==== Exercise data ====
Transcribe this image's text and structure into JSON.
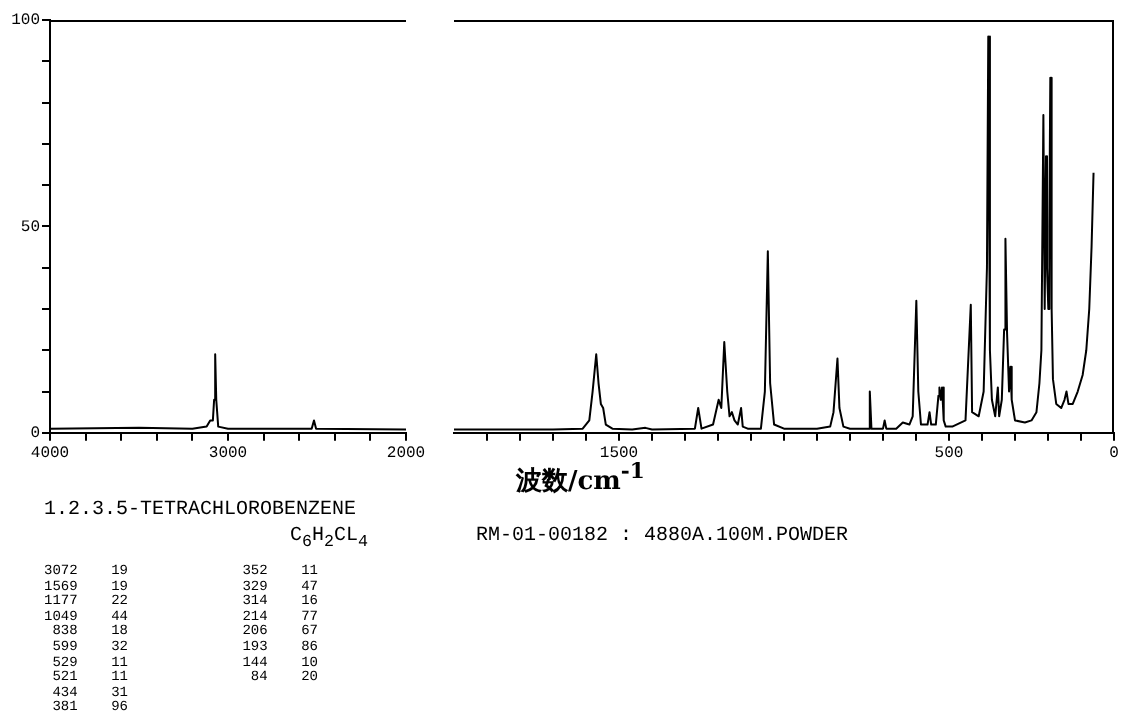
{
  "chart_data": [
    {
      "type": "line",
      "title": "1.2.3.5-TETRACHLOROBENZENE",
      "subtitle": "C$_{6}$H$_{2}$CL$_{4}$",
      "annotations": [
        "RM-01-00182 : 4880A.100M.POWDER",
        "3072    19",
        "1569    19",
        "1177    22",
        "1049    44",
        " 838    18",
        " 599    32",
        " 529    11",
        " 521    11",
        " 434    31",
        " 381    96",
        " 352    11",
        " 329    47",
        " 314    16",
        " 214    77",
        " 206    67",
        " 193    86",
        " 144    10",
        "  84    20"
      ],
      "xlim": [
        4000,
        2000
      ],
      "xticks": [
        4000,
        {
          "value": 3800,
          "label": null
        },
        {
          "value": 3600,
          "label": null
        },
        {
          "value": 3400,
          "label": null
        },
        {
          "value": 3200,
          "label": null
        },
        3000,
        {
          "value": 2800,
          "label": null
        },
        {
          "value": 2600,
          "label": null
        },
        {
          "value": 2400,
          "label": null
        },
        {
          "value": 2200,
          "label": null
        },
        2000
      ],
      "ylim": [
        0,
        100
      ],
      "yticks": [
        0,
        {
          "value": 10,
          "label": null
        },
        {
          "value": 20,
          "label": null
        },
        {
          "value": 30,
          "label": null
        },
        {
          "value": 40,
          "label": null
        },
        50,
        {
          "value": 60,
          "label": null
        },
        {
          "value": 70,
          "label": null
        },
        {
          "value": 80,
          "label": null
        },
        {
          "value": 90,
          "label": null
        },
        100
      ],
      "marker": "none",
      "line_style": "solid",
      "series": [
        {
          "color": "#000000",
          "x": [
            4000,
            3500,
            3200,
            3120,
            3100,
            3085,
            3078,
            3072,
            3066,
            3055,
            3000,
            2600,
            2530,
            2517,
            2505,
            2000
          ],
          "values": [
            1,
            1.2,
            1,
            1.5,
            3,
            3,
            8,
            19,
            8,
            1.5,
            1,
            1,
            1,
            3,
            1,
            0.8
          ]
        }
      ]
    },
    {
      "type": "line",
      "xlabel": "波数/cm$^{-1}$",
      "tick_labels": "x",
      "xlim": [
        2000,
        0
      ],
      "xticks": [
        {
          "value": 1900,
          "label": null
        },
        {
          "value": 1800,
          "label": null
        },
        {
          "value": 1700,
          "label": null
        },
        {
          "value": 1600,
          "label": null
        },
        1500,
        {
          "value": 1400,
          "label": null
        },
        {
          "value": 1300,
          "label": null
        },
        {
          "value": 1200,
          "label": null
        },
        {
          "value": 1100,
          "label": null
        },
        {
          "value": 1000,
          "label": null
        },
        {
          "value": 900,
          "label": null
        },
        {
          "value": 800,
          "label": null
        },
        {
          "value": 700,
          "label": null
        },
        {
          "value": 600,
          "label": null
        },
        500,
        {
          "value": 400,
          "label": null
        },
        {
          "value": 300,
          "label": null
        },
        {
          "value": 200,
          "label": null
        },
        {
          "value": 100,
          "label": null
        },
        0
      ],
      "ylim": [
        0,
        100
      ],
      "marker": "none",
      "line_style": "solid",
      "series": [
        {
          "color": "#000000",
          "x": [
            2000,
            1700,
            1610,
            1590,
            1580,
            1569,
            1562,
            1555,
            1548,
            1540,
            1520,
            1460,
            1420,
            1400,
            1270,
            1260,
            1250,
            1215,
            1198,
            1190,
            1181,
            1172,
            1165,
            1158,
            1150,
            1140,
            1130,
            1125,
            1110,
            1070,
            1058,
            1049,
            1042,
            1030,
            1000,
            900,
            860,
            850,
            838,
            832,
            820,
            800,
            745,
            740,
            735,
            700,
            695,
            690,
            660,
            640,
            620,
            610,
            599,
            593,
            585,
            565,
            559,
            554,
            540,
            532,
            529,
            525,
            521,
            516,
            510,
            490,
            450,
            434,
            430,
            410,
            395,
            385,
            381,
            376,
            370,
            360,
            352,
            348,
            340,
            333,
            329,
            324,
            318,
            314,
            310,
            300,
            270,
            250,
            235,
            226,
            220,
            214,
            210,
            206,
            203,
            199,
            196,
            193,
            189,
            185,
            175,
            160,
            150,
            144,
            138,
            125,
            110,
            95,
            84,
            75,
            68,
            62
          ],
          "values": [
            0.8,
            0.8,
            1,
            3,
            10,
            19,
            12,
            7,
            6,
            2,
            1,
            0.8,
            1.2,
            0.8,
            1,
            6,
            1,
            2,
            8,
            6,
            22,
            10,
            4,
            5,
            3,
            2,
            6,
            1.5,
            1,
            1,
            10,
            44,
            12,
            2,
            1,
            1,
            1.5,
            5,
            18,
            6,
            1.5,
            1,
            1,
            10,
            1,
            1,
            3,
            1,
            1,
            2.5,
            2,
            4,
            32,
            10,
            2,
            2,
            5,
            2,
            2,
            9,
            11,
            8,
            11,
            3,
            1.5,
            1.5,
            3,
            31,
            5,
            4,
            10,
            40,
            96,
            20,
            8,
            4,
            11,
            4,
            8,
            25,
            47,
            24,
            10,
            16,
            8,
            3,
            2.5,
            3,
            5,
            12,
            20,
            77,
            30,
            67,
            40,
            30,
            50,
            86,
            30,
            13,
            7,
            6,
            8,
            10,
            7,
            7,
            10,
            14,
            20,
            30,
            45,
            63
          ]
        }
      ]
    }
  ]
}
====
Stated goal: Take the data above and repeat it exactly, leaving each picture out.

Task solution:
Transcribe this image's text and structure into JSON.
{
  "chart_data": [
    {
      "type": "line",
      "title": "1.2.3.5-TETRACHLOROBENZENE",
      "subtitle": "C$_{6}$H$_{2}$CL$_{4}$",
      "annotations": [
        "RM-01-00182 : 4880A.100M.POWDER",
        "3072    19",
        "1569    19",
        "1177    22",
        "1049    44",
        " 838    18",
        " 599    32",
        " 529    11",
        " 521    11",
        " 434    31",
        " 381    96",
        " 352    11",
        " 329    47",
        " 314    16",
        " 214    77",
        " 206    67",
        " 193    86",
        " 144    10",
        "  84    20"
      ],
      "xlim": [
        4000,
        2000
      ],
      "xticks": [
        4000,
        {
          "value": 3800,
          "label": null
        },
        {
          "value": 3600,
          "label": null
        },
        {
          "value": 3400,
          "label": null
        },
        {
          "value": 3200,
          "label": null
        },
        3000,
        {
          "value": 2800,
          "label": null
        },
        {
          "value": 2600,
          "label": null
        },
        {
          "value": 2400,
          "label": null
        },
        {
          "value": 2200,
          "label": null
        },
        2000
      ],
      "ylim": [
        0,
        100
      ],
      "yticks": [
        0,
        {
          "value": 10,
          "label": null
        },
        {
          "value": 20,
          "label": null
        },
        {
          "value": 30,
          "label": null
        },
        {
          "value": 40,
          "label": null
        },
        50,
        {
          "value": 60,
          "label": null
        },
        {
          "value": 70,
          "label": null
        },
        {
          "value": 80,
          "label": null
        },
        {
          "value": 90,
          "label": null
        },
        100
      ],
      "marker": "none",
      "line_style": "solid",
      "series": [
        {
          "color": "#000000",
          "x": [
            4000,
            3500,
            3200,
            3120,
            3100,
            3085,
            3078,
            3072,
            3066,
            3055,
            3000,
            2600,
            2530,
            2517,
            2505,
            2000
          ],
          "values": [
            1,
            1.2,
            1,
            1.5,
            3,
            3,
            8,
            19,
            8,
            1.5,
            1,
            1,
            1,
            3,
            1,
            0.8
          ]
        }
      ]
    },
    {
      "type": "line",
      "xlabel": "波数/cm$^{-1}$",
      "tick_labels": "x",
      "xlim": [
        2000,
        0
      ],
      "xticks": [
        {
          "value": 1900,
          "label": null
        },
        {
          "value": 1800,
          "label": null
        },
        {
          "value": 1700,
          "label": null
        },
        {
          "value": 1600,
          "label": null
        },
        1500,
        {
          "value": 1400,
          "label": null
        },
        {
          "value": 1300,
          "label": null
        },
        {
          "value": 1200,
          "label": null
        },
        {
          "value": 1100,
          "label": null
        },
        {
          "value": 1000,
          "label": null
        },
        {
          "value": 900,
          "label": null
        },
        {
          "value": 800,
          "label": null
        },
        {
          "value": 700,
          "label": null
        },
        {
          "value": 600,
          "label": null
        },
        500,
        {
          "value": 400,
          "label": null
        },
        {
          "value": 300,
          "label": null
        },
        {
          "value": 200,
          "label": null
        },
        {
          "value": 100,
          "label": null
        },
        0
      ],
      "ylim": [
        0,
        100
      ],
      "marker": "none",
      "line_style": "solid",
      "series": [
        {
          "color": "#000000",
          "x": [
            2000,
            1700,
            1610,
            1590,
            1580,
            1569,
            1562,
            1555,
            1548,
            1540,
            1520,
            1460,
            1420,
            1400,
            1270,
            1260,
            1250,
            1215,
            1198,
            1190,
            1181,
            1172,
            1165,
            1158,
            1150,
            1140,
            1130,
            1125,
            1110,
            1070,
            1058,
            1049,
            1042,
            1030,
            1000,
            900,
            860,
            850,
            838,
            832,
            820,
            800,
            745,
            740,
            735,
            700,
            695,
            690,
            660,
            640,
            620,
            610,
            599,
            593,
            585,
            565,
            559,
            554,
            540,
            532,
            529,
            525,
            521,
            516,
            510,
            490,
            450,
            434,
            430,
            410,
            395,
            385,
            381,
            376,
            370,
            360,
            352,
            348,
            340,
            333,
            329,
            324,
            318,
            314,
            310,
            300,
            270,
            250,
            235,
            226,
            220,
            214,
            210,
            206,
            203,
            199,
            196,
            193,
            189,
            185,
            175,
            160,
            150,
            144,
            138,
            125,
            110,
            95,
            84,
            75,
            68,
            62
          ],
          "values": [
            0.8,
            0.8,
            1,
            3,
            10,
            19,
            12,
            7,
            6,
            2,
            1,
            0.8,
            1.2,
            0.8,
            1,
            6,
            1,
            2,
            8,
            6,
            22,
            10,
            4,
            5,
            3,
            2,
            6,
            1.5,
            1,
            1,
            10,
            44,
            12,
            2,
            1,
            1,
            1.5,
            5,
            18,
            6,
            1.5,
            1,
            1,
            10,
            1,
            1,
            3,
            1,
            1,
            2.5,
            2,
            4,
            32,
            10,
            2,
            2,
            5,
            2,
            2,
            9,
            11,
            8,
            11,
            3,
            1.5,
            1.5,
            3,
            31,
            5,
            4,
            10,
            40,
            96,
            20,
            8,
            4,
            11,
            4,
            8,
            25,
            47,
            24,
            10,
            16,
            8,
            3,
            2.5,
            3,
            5,
            12,
            20,
            77,
            30,
            67,
            40,
            30,
            50,
            86,
            30,
            13,
            7,
            6,
            8,
            10,
            7,
            7,
            10,
            14,
            20,
            30,
            45,
            63
          ]
        }
      ]
    }
  ]
}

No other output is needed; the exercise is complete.